-- START Material to process --

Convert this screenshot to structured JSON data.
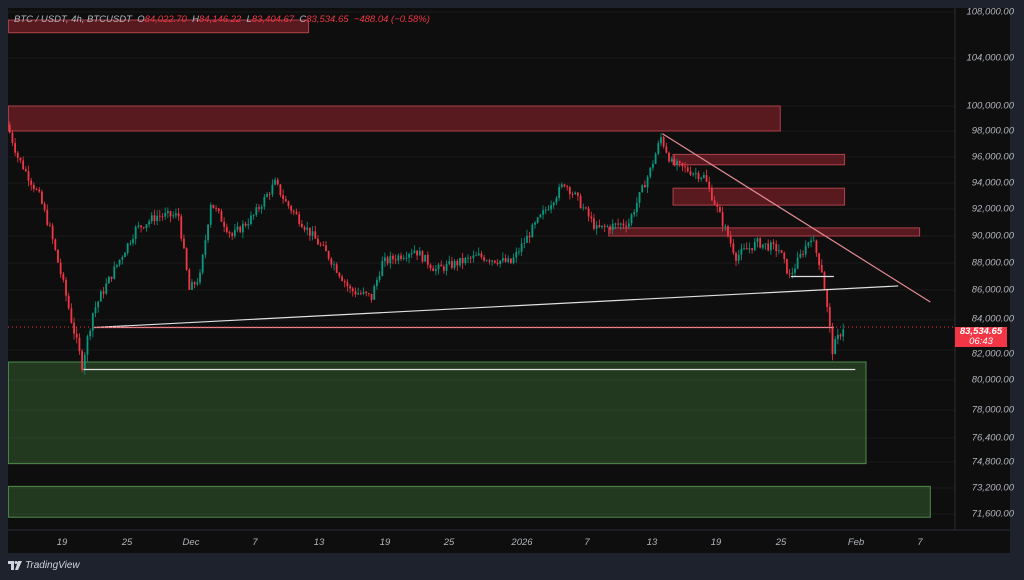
{
  "header": {
    "symbol": "BTC / USDT, 4h, BTCUSDT",
    "open_label": "O",
    "open": "84,022.70",
    "high_label": "H",
    "high": "84,146.22",
    "low_label": "L",
    "low": "83,404.67",
    "close_label": "C",
    "close": "83,534.65",
    "change": "−488.04 (−0.58%)"
  },
  "price_tag": {
    "price": "83,534.65",
    "countdown": "06:43",
    "color": "#f23645"
  },
  "branding": {
    "logo_text": "TradingView"
  },
  "colors": {
    "up": "#089981",
    "down": "#f23645",
    "background": "#0e0e0e",
    "supply_zone": "#7a1f28",
    "demand_zone": "#2a4a2a"
  },
  "chart_data": {
    "type": "candlestick",
    "title": "BTC / USDT, 4h, BTCUSDT",
    "y_ticks": [
      "108,000.00",
      "104,000.00",
      "100,000.00",
      "98,000.00",
      "96,000.00",
      "94,000.00",
      "92,000.00",
      "90,000.00",
      "88,000.00",
      "86,000.00",
      "84,000.00",
      "82,000.00",
      "80,000.00",
      "78,000.00",
      "76,400.00",
      "74,800.00",
      "73,200.00",
      "71,600.00"
    ],
    "x_ticks": [
      "19",
      "25",
      "Dec",
      "7",
      "13",
      "19",
      "25",
      "2026",
      "7",
      "13",
      "19",
      "25",
      "Feb",
      "7"
    ],
    "ylim": [
      70500,
      109000
    ],
    "approx_close_path": [
      [
        "2025-11-14",
        98500
      ],
      [
        "2025-11-15",
        96000
      ],
      [
        "2025-11-17",
        93000
      ],
      [
        "2025-11-18",
        90500
      ],
      [
        "2025-11-20",
        84000
      ],
      [
        "2025-11-21",
        81000
      ],
      [
        "2025-11-22",
        84500
      ],
      [
        "2025-11-24",
        87500
      ],
      [
        "2025-11-26",
        90500
      ],
      [
        "2025-11-28",
        91500
      ],
      [
        "2025-11-30",
        91500
      ],
      [
        "2025-12-01",
        86000
      ],
      [
        "2025-12-02",
        87000
      ],
      [
        "2025-12-03",
        92500
      ],
      [
        "2025-12-05",
        90000
      ],
      [
        "2025-12-07",
        91500
      ],
      [
        "2025-12-09",
        94000
      ],
      [
        "2025-12-10",
        92500
      ],
      [
        "2025-12-12",
        90500
      ],
      [
        "2025-12-14",
        88500
      ],
      [
        "2025-12-16",
        86000
      ],
      [
        "2025-12-18",
        85500
      ],
      [
        "2025-12-19",
        88000
      ],
      [
        "2025-12-22",
        89000
      ],
      [
        "2025-12-24",
        87500
      ],
      [
        "2025-12-28",
        88500
      ],
      [
        "2025-12-31",
        88000
      ],
      [
        "2026-01-02",
        90500
      ],
      [
        "2026-01-05",
        94000
      ],
      [
        "2026-01-06",
        93000
      ],
      [
        "2026-01-08",
        90500
      ],
      [
        "2026-01-11",
        91000
      ],
      [
        "2026-01-13",
        95000
      ],
      [
        "2026-01-14",
        97500
      ],
      [
        "2026-01-15",
        95500
      ],
      [
        "2026-01-18",
        94500
      ],
      [
        "2026-01-19",
        92500
      ],
      [
        "2026-01-20",
        90500
      ],
      [
        "2026-01-21",
        88500
      ],
      [
        "2026-01-23",
        89500
      ],
      [
        "2026-01-25",
        89000
      ],
      [
        "2026-01-26",
        87000
      ],
      [
        "2026-01-27",
        88500
      ],
      [
        "2026-01-28",
        90000
      ],
      [
        "2026-01-29",
        87500
      ],
      [
        "2026-01-30",
        82000
      ],
      [
        "2026-01-31",
        83535
      ]
    ],
    "zones": [
      {
        "kind": "supply",
        "from": "2025-11-14",
        "to": "2025-12-12",
        "low": 106200,
        "high": 107300
      },
      {
        "kind": "supply",
        "from": "2025-11-14",
        "to": "2026-01-25",
        "low": 98000,
        "high": 100000
      },
      {
        "kind": "supply",
        "from": "2026-01-15",
        "to": "2026-01-31",
        "low": 95400,
        "high": 96200
      },
      {
        "kind": "supply",
        "from": "2026-01-15",
        "to": "2026-01-31",
        "low": 92300,
        "high": 93600
      },
      {
        "kind": "supply",
        "from": "2026-01-09",
        "to": "2026-02-07",
        "low": 90000,
        "high": 90600
      },
      {
        "kind": "demand",
        "from": "2025-11-14",
        "to": "2026-02-02",
        "low": 74700,
        "high": 81200
      },
      {
        "kind": "demand",
        "from": "2025-11-14",
        "to": "2026-02-08",
        "low": 71400,
        "high": 73300
      }
    ],
    "lines": [
      {
        "kind": "trendline",
        "color": "#e0e0e0",
        "from": [
          "2025-11-22",
          83500
        ],
        "to": [
          "2026-02-05",
          86300
        ]
      },
      {
        "kind": "horizontal",
        "color": "#e0e0e0",
        "from": [
          "2025-11-21",
          80700
        ],
        "to": [
          "2026-02-01",
          80700
        ]
      },
      {
        "kind": "horizontal",
        "color": "#e58a95",
        "from": [
          "2025-11-22",
          83500
        ],
        "to": [
          "2026-01-30",
          83500
        ]
      },
      {
        "kind": "trendline",
        "color": "#e58a95",
        "from": [
          "2026-01-14",
          97800
        ],
        "to": [
          "2026-02-08",
          85200
        ]
      },
      {
        "kind": "horizontal",
        "color": "#e0e0e0",
        "from": [
          "2026-01-26",
          87000
        ],
        "to": [
          "2026-01-30",
          87000
        ]
      }
    ]
  }
}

-- END Material to process --

Write out all the entries again, word for word, and print no images.

Convert this screenshot to structured JSON data.
{
  "header": {
    "symbol": "BTC / USDT, 4h, BTCUSDT",
    "open_label": "O",
    "open": "84,022.70",
    "high_label": "H",
    "high": "84,146.22",
    "low_label": "L",
    "low": "83,404.67",
    "close_label": "C",
    "close": "83,534.65",
    "change": "−488.04 (−0.58%)"
  },
  "price_tag": {
    "price": "83,534.65",
    "countdown": "06:43",
    "color": "#f23645"
  },
  "branding": {
    "logo_text": "TradingView"
  },
  "colors": {
    "up": "#089981",
    "down": "#f23645",
    "background": "#0e0e0e",
    "supply_zone": "#7a1f28",
    "demand_zone": "#2a4a2a"
  },
  "chart_data": {
    "type": "candlestick",
    "title": "BTC / USDT, 4h, BTCUSDT",
    "y_ticks": [
      "108,000.00",
      "104,000.00",
      "100,000.00",
      "98,000.00",
      "96,000.00",
      "94,000.00",
      "92,000.00",
      "90,000.00",
      "88,000.00",
      "86,000.00",
      "84,000.00",
      "82,000.00",
      "80,000.00",
      "78,000.00",
      "76,400.00",
      "74,800.00",
      "73,200.00",
      "71,600.00"
    ],
    "x_ticks": [
      "19",
      "25",
      "Dec",
      "7",
      "13",
      "19",
      "25",
      "2026",
      "7",
      "13",
      "19",
      "25",
      "Feb",
      "7"
    ],
    "ylim": [
      70500,
      109000
    ],
    "approx_close_path": [
      [
        "2025-11-14",
        98500
      ],
      [
        "2025-11-15",
        96000
      ],
      [
        "2025-11-17",
        93000
      ],
      [
        "2025-11-18",
        90500
      ],
      [
        "2025-11-20",
        84000
      ],
      [
        "2025-11-21",
        81000
      ],
      [
        "2025-11-22",
        84500
      ],
      [
        "2025-11-24",
        87500
      ],
      [
        "2025-11-26",
        90500
      ],
      [
        "2025-11-28",
        91500
      ],
      [
        "2025-11-30",
        91500
      ],
      [
        "2025-12-01",
        86000
      ],
      [
        "2025-12-02",
        87000
      ],
      [
        "2025-12-03",
        92500
      ],
      [
        "2025-12-05",
        90000
      ],
      [
        "2025-12-07",
        91500
      ],
      [
        "2025-12-09",
        94000
      ],
      [
        "2025-12-10",
        92500
      ],
      [
        "2025-12-12",
        90500
      ],
      [
        "2025-12-14",
        88500
      ],
      [
        "2025-12-16",
        86000
      ],
      [
        "2025-12-18",
        85500
      ],
      [
        "2025-12-19",
        88000
      ],
      [
        "2025-12-22",
        89000
      ],
      [
        "2025-12-24",
        87500
      ],
      [
        "2025-12-28",
        88500
      ],
      [
        "2025-12-31",
        88000
      ],
      [
        "2026-01-02",
        90500
      ],
      [
        "2026-01-05",
        94000
      ],
      [
        "2026-01-06",
        93000
      ],
      [
        "2026-01-08",
        90500
      ],
      [
        "2026-01-11",
        91000
      ],
      [
        "2026-01-13",
        95000
      ],
      [
        "2026-01-14",
        97500
      ],
      [
        "2026-01-15",
        95500
      ],
      [
        "2026-01-18",
        94500
      ],
      [
        "2026-01-19",
        92500
      ],
      [
        "2026-01-20",
        90500
      ],
      [
        "2026-01-21",
        88500
      ],
      [
        "2026-01-23",
        89500
      ],
      [
        "2026-01-25",
        89000
      ],
      [
        "2026-01-26",
        87000
      ],
      [
        "2026-01-27",
        88500
      ],
      [
        "2026-01-28",
        90000
      ],
      [
        "2026-01-29",
        87500
      ],
      [
        "2026-01-30",
        82000
      ],
      [
        "2026-01-31",
        83535
      ]
    ],
    "zones": [
      {
        "kind": "supply",
        "from": "2025-11-14",
        "to": "2025-12-12",
        "low": 106200,
        "high": 107300
      },
      {
        "kind": "supply",
        "from": "2025-11-14",
        "to": "2026-01-25",
        "low": 98000,
        "high": 100000
      },
      {
        "kind": "supply",
        "from": "2026-01-15",
        "to": "2026-01-31",
        "low": 95400,
        "high": 96200
      },
      {
        "kind": "supply",
        "from": "2026-01-15",
        "to": "2026-01-31",
        "low": 92300,
        "high": 93600
      },
      {
        "kind": "supply",
        "from": "2026-01-09",
        "to": "2026-02-07",
        "low": 90000,
        "high": 90600
      },
      {
        "kind": "demand",
        "from": "2025-11-14",
        "to": "2026-02-02",
        "low": 74700,
        "high": 81200
      },
      {
        "kind": "demand",
        "from": "2025-11-14",
        "to": "2026-02-08",
        "low": 71400,
        "high": 73300
      }
    ],
    "lines": [
      {
        "kind": "trendline",
        "color": "#e0e0e0",
        "from": [
          "2025-11-22",
          83500
        ],
        "to": [
          "2026-02-05",
          86300
        ]
      },
      {
        "kind": "horizontal",
        "color": "#e0e0e0",
        "from": [
          "2025-11-21",
          80700
        ],
        "to": [
          "2026-02-01",
          80700
        ]
      },
      {
        "kind": "horizontal",
        "color": "#e58a95",
        "from": [
          "2025-11-22",
          83500
        ],
        "to": [
          "2026-01-30",
          83500
        ]
      },
      {
        "kind": "trendline",
        "color": "#e58a95",
        "from": [
          "2026-01-14",
          97800
        ],
        "to": [
          "2026-02-08",
          85200
        ]
      },
      {
        "kind": "horizontal",
        "color": "#e0e0e0",
        "from": [
          "2026-01-26",
          87000
        ],
        "to": [
          "2026-01-30",
          87000
        ]
      }
    ]
  }
}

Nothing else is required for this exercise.